━━━ PROVIDED DATA

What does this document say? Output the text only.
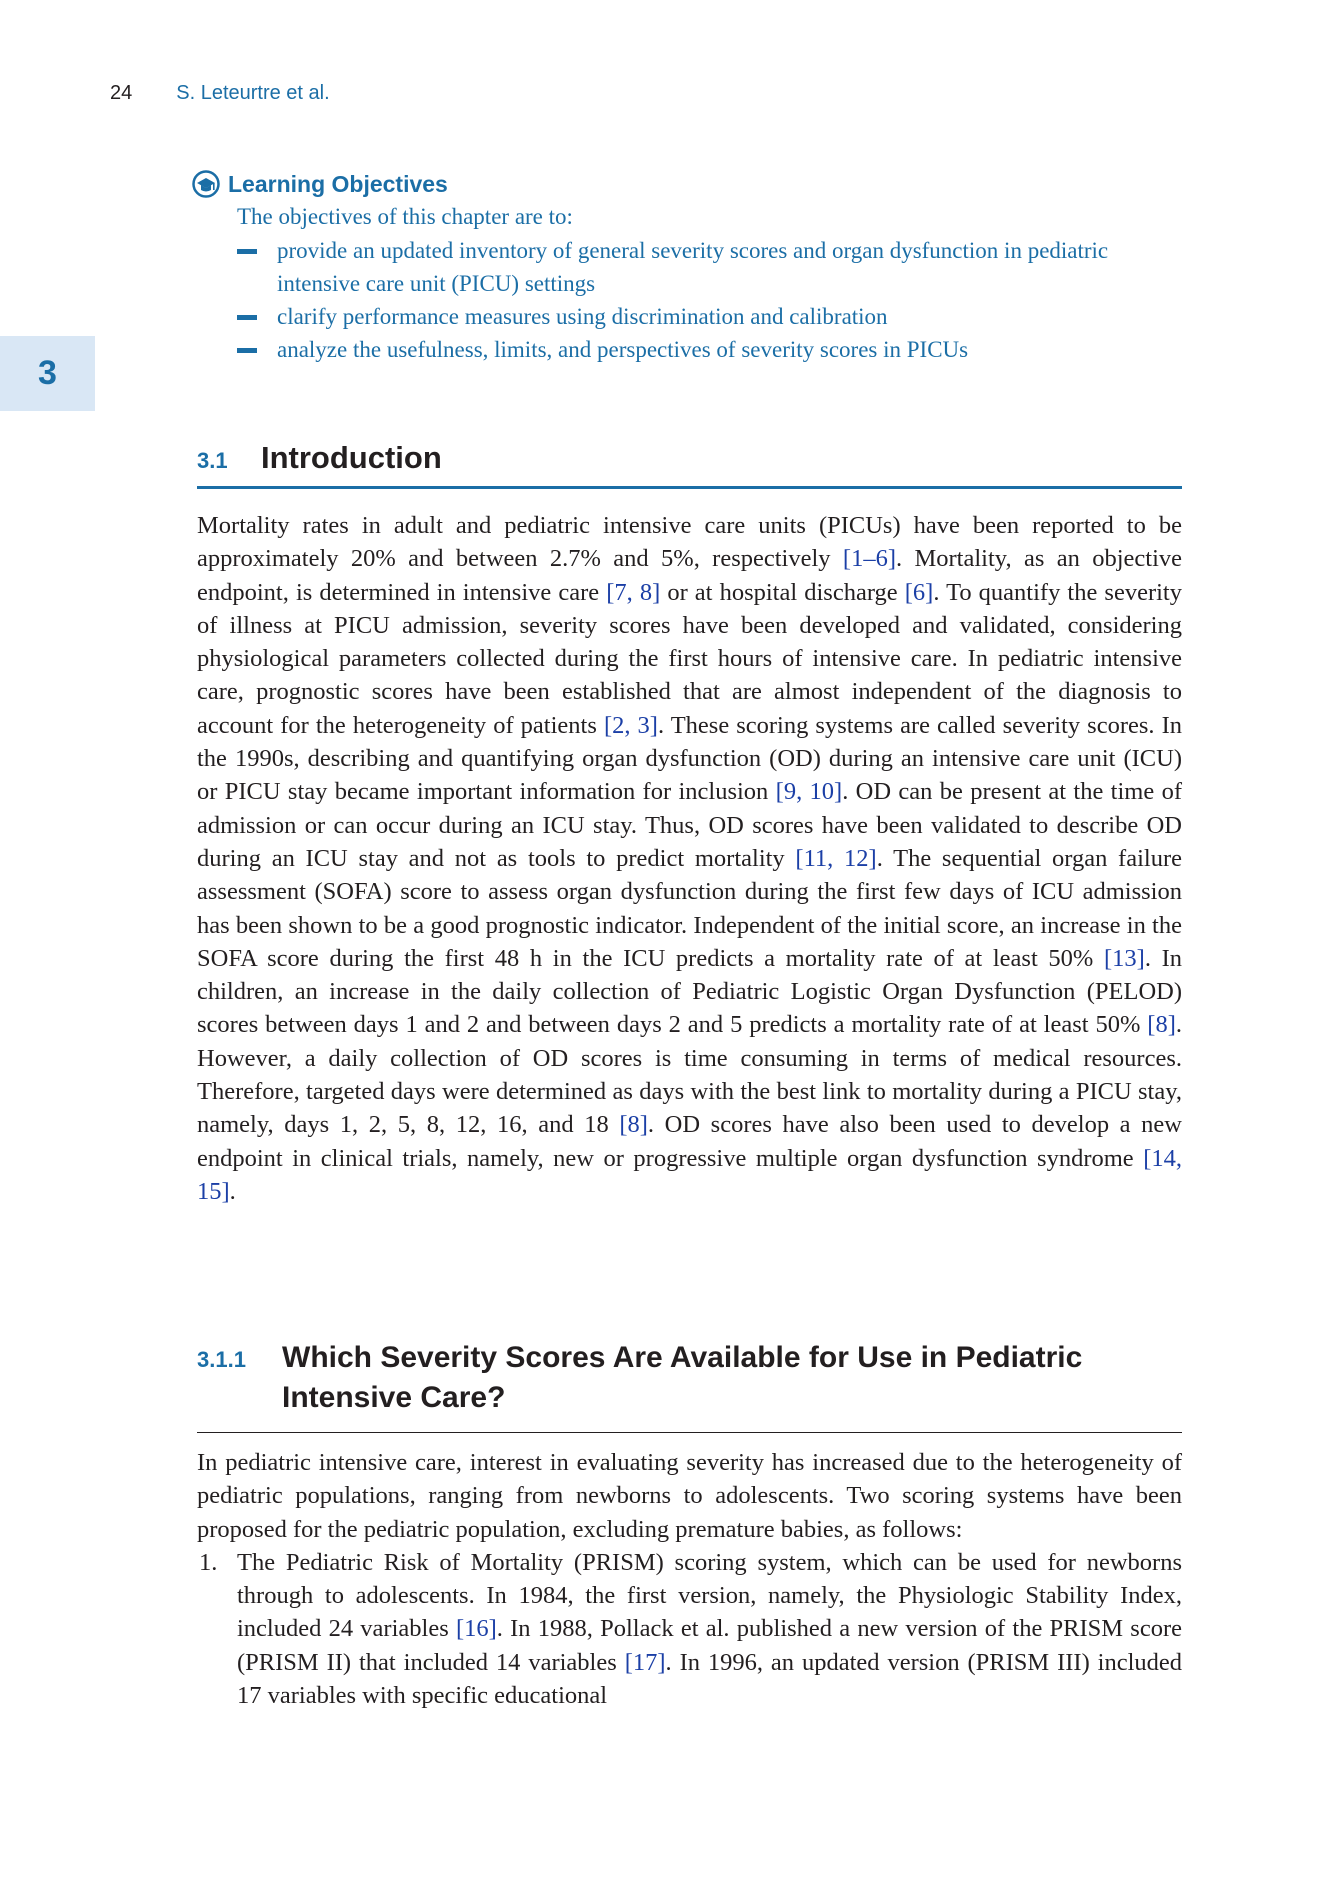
24 S. Leteurtre et al.
3
Learning Objectives
The objectives of this chapter are to:
provide an updated inventory of general severity scores and organ dysfunction in pediatric intensive care unit (PICU) settings
clarify performance measures using discrimination and calibration
analyze the usefulness, limits, and perspectives of severity scores in PICUs
3.1	Introduction

Mortality rates in adult and pediatric intensive care units (PICUs) have been reported to be approximately 20% and between 2.7% and 5%, respectively [1–6]. Mortality, as an objective endpoint, is determined in intensive care [7, 8] or at hospital discharge [6]. To quantify the severity of illness at PICU admission, severity scores have been developed and validated, considering physiological parameters collected during the first hours of intensive care. In pediatric intensive care, prognostic scores have been established that are almost independent of the diagnosis to account for the heterogeneity of patients [2, 3]. These scoring systems are called severity scores. In the 1990s, describing and quantifying organ dysfunction (OD) during an intensive care unit (ICU) or PICU stay became important information for inclusion [9, 10]. OD can be present at the time of admission or can occur during an ICU stay. Thus, OD scores have been validated to describe OD during an ICU stay and not as tools to predict mortality [11, 12]. The sequential organ failure assessment (SOFA) score to assess organ dysfunction during the first few days of ICU admission has been shown to be a good prognostic indicator. Independent of the initial score, an increase in the SOFA score during the first 48 h in the ICU predicts a mortality rate of at least 50% [13]. In children, an increase in the daily collection of Pediatric Logistic Organ Dysfunction (PELOD) scores between days 1 and 2 and between days 2 and 5 predicts a mortality rate of at least 50% [8]. However, a daily collection of OD scores is time consuming in terms of medical resources. Therefore, targeted days were determined as days with the best link to mortality during a PICU stay, namely, days 1, 2, 5, 8, 12, 16, and 18 [8]. OD scores have also been used to develop a new endpoint in clinical trials, namely, new or progressive multiple organ dysfunction syndrome [14, 15].

3.1.1	Which Severity Scores Are Available for Use in Pediatric Intensive Care?

In pediatric intensive care, interest in evaluating severity has increased due to the heterogeneity of pediatric populations, ranging from newborns to adolescents. Two scoring systems have been proposed for the pediatric population, excluding premature babies, as follows:

1. The Pediatric Risk of Mortality (PRISM) scoring system, which can be used for newborns through to adolescents. In 1984, the first version, namely, the Physiologic Stability Index, included 24 variables [16]. In 1988, Pollack et al. published a new version of the PRISM score (PRISM II) that included 14 variables [17]. In 1996, an updated version (PRISM III) included 17 variables with specific educational
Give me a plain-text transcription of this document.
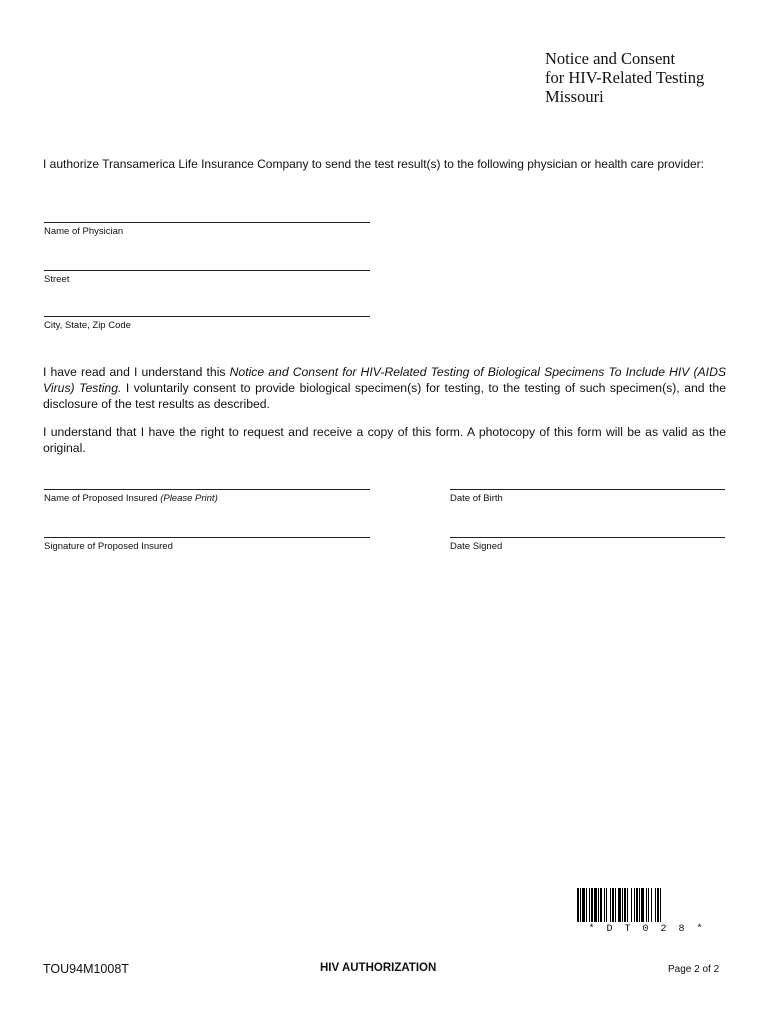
Notice and Consent
for HIV-Related Testing
Missouri
I authorize Transamerica Life Insurance Company to send the test result(s) to the following physician or health care provider:
Name of Physician
Street
City, State, Zip Code
I have read and I understand this Notice and Consent for HIV-Related Testing of Biological Specimens To Include HIV (AIDS Virus) Testing. I voluntarily consent to provide biological specimen(s) for testing, to the testing of such specimen(s), and the disclosure of the test results as described.
I understand that I have the right to request and receive a copy of this form. A photocopy of this form will be as valid as the original.
Name of Proposed Insured (Please Print)	Date of Birth
Signature of Proposed Insured	Date Signed
* D T 0 2 8 *
TOU94M1008T	HIV AUTHORIZATION	Page 2 of 2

━━━━━━

- YOUR OBJECTIVE: Repeat the whole listing above word for word. Leave out the pictures.

- RESPONSE FOR THIS EXERCISE:
What does this document say? Output the text only.
24 S. Leteurtre et al.
3
Learning Objectives
The objectives of this chapter are to:
provide an updated inventory of general severity scores and organ dysfunction in pediatric intensive care unit (PICU) settings
clarify performance measures using discrimination and calibration
analyze the usefulness, limits, and perspectives of severity scores in PICUs
3.1	Introduction

Mortality rates in adult and pediatric intensive care units (PICUs) have been reported to be approximately 20% and between 2.7% and 5%, respectively [1–6]. Mortality, as an objective endpoint, is determined in intensive care [7, 8] or at hospital discharge [6]. To quantify the severity of illness at PICU admission, severity scores have been developed and validated, considering physiological parameters collected during the first hours of intensive care. In pediatric intensive care, prognostic scores have been established that are almost independent of the diagnosis to account for the heterogeneity of patients [2, 3]. These scoring systems are called severity scores. In the 1990s, describing and quantifying organ dysfunction (OD) during an intensive care unit (ICU) or PICU stay became important information for inclusion [9, 10]. OD can be present at the time of admission or can occur during an ICU stay. Thus, OD scores have been validated to describe OD during an ICU stay and not as tools to predict mortality [11, 12]. The sequential organ failure assessment (SOFA) score to assess organ dysfunction during the first few days of ICU admission has been shown to be a good prognostic indicator. Independent of the initial score, an increase in the SOFA score during the first 48 h in the ICU predicts a mortality rate of at least 50% [13]. In children, an increase in the daily collection of Pediatric Logistic Organ Dysfunction (PELOD) scores between days 1 and 2 and between days 2 and 5 predicts a mortality rate of at least 50% [8]. However, a daily collection of OD scores is time consuming in terms of medical resources. Therefore, targeted days were determined as days with the best link to mortality during a PICU stay, namely, days 1, 2, 5, 8, 12, 16, and 18 [8]. OD scores have also been used to develop a new endpoint in clinical trials, namely, new or progressive multiple organ dysfunction syndrome [14, 15].

3.1.1	Which Severity Scores Are Available for Use in Pediatric Intensive Care?

In pediatric intensive care, interest in evaluating severity has increased due to the heterogeneity of pediatric populations, ranging from newborns to adolescents. Two scoring systems have been proposed for the pediatric population, excluding premature babies, as follows:

1. The Pediatric Risk of Mortality (PRISM) scoring system, which can be used for newborns through to adolescents. In 1984, the first version, namely, the Physiologic Stability Index, included 24 variables [16]. In 1988, Pollack et al. published a new version of the PRISM score (PRISM II) that included 14 variables [17]. In 1996, an updated version (PRISM III) included 17 variables with specific educational
Give me a plain-text transcription of this document.
Notice and Consent
for HIV-Related Testing
Missouri
I authorize Transamerica Life Insurance Company to send the test result(s) to the following physician or health care provider:
Name of Physician
Street
City, State, Zip Code
I have read and I understand this Notice and Consent for HIV-Related Testing of Biological Specimens To Include HIV (AIDS Virus) Testing. I voluntarily consent to provide biological specimen(s) for testing, to the testing of such specimen(s), and the disclosure of the test results as described.
I understand that I have the right to request and receive a copy of this form. A photocopy of this form will be as valid as the original.
Name of Proposed Insured (Please Print)	Date of Birth
Signature of Proposed Insured	Date Signed
* D T 0 2 8 *
TOU94M1008T	HIV AUTHORIZATION	Page 2 of 2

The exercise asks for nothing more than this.